EXERCISE AIM:
Your answer should be a single number: the count of lines in the material below that hold "being".

(begin)

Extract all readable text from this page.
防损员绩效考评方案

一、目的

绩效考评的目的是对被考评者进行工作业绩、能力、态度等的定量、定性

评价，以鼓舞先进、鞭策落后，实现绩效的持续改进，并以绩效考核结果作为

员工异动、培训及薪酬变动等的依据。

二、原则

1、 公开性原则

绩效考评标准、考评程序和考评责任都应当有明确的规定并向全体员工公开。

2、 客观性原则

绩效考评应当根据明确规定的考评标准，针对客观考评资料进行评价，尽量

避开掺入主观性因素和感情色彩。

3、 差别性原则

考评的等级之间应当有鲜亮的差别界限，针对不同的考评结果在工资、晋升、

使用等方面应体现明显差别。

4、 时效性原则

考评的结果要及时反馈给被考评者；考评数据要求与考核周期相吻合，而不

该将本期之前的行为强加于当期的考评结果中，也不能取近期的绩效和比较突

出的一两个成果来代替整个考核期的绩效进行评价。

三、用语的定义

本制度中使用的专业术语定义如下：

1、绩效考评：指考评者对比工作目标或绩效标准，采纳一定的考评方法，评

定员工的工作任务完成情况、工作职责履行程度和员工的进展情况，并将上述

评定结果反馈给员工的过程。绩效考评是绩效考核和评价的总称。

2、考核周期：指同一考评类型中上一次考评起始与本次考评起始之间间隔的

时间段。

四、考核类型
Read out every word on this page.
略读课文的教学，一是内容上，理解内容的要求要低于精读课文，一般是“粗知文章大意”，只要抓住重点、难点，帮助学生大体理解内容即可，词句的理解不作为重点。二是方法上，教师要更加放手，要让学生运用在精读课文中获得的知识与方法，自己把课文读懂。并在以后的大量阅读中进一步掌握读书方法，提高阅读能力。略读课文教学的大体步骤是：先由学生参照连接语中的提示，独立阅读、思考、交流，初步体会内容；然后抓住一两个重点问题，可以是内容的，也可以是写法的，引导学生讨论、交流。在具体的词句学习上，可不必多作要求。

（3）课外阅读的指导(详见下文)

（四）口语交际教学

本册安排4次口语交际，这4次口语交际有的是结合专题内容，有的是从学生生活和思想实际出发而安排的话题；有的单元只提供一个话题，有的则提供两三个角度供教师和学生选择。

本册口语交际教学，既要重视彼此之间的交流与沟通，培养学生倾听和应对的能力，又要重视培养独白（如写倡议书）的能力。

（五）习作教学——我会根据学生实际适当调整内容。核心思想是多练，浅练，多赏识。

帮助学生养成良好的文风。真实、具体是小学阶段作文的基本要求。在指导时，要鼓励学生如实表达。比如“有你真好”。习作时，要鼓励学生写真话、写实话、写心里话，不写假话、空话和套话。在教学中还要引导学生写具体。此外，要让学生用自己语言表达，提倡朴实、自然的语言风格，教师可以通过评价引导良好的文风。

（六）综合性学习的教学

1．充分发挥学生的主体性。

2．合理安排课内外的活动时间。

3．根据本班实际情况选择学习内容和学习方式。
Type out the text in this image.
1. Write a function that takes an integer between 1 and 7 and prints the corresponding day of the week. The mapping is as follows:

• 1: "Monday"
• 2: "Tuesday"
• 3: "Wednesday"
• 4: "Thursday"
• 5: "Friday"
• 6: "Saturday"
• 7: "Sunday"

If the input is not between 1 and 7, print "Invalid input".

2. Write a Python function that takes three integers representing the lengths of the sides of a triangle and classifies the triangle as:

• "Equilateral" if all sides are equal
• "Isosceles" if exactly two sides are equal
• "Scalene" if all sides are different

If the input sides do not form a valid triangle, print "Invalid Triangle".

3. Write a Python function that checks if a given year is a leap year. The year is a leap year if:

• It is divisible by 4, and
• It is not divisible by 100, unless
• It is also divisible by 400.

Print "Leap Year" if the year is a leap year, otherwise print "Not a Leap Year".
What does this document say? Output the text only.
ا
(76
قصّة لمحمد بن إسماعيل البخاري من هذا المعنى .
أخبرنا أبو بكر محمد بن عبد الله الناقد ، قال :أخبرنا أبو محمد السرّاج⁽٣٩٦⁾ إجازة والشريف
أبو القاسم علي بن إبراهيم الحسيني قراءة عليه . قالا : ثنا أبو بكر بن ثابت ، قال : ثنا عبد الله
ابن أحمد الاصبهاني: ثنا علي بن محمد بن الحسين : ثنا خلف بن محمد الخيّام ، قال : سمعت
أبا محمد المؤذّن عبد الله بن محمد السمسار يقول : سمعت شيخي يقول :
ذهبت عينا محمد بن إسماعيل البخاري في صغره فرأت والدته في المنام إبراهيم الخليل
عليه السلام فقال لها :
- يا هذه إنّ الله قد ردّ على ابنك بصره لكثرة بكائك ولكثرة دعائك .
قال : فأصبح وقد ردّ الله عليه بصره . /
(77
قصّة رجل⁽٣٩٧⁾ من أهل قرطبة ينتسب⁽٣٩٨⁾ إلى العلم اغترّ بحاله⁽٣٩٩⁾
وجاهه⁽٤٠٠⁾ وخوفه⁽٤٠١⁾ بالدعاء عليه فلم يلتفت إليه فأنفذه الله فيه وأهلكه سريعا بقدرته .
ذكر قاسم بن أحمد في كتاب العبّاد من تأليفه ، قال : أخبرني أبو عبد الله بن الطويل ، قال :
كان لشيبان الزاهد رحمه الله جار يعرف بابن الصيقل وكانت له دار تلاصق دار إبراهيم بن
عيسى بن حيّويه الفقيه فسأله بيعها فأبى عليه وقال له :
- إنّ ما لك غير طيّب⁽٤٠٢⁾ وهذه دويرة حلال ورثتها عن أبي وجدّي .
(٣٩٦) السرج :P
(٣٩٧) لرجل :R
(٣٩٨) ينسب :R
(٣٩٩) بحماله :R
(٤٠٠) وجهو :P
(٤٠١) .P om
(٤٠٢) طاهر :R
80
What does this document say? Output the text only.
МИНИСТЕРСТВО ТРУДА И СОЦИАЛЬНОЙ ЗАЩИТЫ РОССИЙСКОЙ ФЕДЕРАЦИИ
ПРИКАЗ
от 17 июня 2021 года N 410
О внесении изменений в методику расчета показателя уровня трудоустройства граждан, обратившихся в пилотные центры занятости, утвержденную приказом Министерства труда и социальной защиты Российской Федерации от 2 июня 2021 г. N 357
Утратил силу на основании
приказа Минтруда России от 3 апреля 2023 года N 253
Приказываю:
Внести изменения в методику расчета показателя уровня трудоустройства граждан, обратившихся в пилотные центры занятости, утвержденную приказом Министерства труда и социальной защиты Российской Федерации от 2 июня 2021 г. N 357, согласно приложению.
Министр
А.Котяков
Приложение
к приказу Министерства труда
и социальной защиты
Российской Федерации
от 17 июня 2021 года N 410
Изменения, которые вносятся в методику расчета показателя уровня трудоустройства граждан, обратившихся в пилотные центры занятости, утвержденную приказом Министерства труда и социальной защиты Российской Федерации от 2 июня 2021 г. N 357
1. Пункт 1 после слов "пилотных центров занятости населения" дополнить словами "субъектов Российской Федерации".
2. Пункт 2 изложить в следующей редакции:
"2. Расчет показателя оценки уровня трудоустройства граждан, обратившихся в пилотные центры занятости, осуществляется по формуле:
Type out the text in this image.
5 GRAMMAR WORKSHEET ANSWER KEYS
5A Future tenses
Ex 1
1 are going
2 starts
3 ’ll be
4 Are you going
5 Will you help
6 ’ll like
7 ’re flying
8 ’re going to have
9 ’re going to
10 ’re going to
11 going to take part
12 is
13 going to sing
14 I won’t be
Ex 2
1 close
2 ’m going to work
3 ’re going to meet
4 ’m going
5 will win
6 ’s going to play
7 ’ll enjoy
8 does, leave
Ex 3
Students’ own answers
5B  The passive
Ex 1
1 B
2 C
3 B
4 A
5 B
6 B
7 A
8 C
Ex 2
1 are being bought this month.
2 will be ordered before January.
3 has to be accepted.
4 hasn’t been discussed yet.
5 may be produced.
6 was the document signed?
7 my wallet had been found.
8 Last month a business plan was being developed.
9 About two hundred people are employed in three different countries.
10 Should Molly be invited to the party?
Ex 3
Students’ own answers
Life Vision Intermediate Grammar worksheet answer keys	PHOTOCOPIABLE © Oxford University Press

(end)

TASK ANSWER:
2